____ RECORDS SUPPLIED
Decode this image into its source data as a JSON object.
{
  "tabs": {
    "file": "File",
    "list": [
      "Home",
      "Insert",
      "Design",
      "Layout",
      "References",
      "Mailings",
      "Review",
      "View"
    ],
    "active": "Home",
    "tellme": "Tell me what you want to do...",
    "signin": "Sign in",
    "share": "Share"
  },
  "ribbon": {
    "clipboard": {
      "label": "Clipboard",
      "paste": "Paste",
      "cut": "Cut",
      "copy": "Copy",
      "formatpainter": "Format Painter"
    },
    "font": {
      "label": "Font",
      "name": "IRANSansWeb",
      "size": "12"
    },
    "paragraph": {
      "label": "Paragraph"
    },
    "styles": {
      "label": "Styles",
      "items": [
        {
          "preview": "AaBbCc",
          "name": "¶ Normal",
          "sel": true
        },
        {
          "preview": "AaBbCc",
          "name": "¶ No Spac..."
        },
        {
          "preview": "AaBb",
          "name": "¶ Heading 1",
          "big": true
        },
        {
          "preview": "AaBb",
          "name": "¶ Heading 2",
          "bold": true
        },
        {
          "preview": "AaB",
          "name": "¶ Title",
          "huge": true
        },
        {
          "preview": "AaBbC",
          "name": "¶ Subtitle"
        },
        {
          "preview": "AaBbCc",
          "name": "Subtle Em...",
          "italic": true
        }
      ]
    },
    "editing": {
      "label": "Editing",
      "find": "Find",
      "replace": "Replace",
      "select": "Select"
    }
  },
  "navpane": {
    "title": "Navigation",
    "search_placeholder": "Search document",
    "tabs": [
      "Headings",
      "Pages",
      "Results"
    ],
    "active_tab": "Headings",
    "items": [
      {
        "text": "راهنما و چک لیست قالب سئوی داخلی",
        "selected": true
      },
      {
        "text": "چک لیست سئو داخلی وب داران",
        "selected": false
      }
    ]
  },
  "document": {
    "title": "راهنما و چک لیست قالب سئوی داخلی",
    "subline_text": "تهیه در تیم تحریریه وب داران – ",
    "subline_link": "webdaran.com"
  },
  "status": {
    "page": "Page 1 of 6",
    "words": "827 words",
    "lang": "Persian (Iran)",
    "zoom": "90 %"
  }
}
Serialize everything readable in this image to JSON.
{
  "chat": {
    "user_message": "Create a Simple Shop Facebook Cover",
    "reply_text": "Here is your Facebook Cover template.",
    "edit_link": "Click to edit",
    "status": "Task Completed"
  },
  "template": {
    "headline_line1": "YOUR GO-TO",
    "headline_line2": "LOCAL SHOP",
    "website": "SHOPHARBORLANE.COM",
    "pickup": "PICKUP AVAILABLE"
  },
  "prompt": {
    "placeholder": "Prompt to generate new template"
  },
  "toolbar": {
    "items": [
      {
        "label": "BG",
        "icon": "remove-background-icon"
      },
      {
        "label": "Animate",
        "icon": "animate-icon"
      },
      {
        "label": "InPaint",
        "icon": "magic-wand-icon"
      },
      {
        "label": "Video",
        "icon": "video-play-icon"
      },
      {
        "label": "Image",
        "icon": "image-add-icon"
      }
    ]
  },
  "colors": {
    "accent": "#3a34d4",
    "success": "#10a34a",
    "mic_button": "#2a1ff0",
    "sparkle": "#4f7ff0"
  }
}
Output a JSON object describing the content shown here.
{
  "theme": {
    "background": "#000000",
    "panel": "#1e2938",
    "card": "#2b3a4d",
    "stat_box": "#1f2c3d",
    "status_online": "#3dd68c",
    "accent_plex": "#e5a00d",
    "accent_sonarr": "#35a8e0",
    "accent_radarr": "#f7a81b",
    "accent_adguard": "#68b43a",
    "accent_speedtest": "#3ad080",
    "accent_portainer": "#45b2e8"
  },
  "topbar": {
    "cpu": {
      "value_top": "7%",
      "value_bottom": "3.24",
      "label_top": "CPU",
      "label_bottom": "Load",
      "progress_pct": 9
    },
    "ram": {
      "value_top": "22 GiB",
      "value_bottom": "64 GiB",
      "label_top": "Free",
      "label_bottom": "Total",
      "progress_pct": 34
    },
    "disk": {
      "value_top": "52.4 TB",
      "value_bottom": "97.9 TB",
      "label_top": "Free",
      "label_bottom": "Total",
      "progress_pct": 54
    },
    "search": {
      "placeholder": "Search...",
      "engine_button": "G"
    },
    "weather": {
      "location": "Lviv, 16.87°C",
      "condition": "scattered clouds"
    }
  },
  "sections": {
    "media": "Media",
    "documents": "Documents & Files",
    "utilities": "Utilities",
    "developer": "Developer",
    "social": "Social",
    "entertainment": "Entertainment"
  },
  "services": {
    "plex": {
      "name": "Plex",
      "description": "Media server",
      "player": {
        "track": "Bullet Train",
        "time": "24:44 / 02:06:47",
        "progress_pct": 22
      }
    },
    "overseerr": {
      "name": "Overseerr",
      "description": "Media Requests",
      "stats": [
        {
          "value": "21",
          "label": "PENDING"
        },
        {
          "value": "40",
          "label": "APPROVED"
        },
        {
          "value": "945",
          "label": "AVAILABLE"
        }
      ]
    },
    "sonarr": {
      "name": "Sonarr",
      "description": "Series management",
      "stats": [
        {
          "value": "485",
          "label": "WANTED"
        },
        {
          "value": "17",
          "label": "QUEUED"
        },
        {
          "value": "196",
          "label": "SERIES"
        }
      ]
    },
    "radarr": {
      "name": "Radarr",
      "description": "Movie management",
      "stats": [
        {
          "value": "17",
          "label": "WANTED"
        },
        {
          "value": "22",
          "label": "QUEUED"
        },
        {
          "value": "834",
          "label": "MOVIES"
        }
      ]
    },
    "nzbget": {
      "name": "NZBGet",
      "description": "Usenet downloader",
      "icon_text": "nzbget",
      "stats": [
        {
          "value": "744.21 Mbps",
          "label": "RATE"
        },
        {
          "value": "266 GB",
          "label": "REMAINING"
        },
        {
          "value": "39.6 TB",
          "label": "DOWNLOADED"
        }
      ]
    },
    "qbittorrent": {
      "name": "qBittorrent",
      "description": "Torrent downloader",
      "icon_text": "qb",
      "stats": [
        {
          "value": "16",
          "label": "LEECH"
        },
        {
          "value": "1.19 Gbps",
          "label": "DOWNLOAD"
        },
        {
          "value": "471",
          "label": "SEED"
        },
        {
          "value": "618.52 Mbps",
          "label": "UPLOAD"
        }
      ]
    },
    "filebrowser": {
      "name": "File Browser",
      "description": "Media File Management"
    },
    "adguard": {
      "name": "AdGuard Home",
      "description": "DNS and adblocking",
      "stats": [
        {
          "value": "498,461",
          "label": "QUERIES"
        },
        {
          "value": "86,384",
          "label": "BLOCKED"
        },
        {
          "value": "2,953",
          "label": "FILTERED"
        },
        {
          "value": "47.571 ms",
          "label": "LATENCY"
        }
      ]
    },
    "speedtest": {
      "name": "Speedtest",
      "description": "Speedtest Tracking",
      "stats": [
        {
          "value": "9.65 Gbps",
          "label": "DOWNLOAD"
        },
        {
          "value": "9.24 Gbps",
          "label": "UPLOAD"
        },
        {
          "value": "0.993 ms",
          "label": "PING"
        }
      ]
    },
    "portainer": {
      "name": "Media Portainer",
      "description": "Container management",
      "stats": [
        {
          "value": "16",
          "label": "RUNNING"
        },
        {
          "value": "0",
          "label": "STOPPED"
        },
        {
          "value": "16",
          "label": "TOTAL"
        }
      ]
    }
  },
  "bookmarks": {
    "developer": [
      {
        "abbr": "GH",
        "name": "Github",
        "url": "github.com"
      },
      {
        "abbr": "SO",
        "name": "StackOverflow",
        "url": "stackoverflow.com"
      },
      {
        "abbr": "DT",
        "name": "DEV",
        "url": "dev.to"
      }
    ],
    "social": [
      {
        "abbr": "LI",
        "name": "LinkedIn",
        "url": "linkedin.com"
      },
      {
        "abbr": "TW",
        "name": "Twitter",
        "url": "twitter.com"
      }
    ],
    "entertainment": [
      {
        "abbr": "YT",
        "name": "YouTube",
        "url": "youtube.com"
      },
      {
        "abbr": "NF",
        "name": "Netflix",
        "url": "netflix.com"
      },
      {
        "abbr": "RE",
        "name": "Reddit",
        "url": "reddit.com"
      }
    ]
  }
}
________
#### WRITTEN INSTRUCTION:
Every line that holds the word "داران" counts once; state the total number of such lines and nothing else.

#### FULL RESPONSE:
2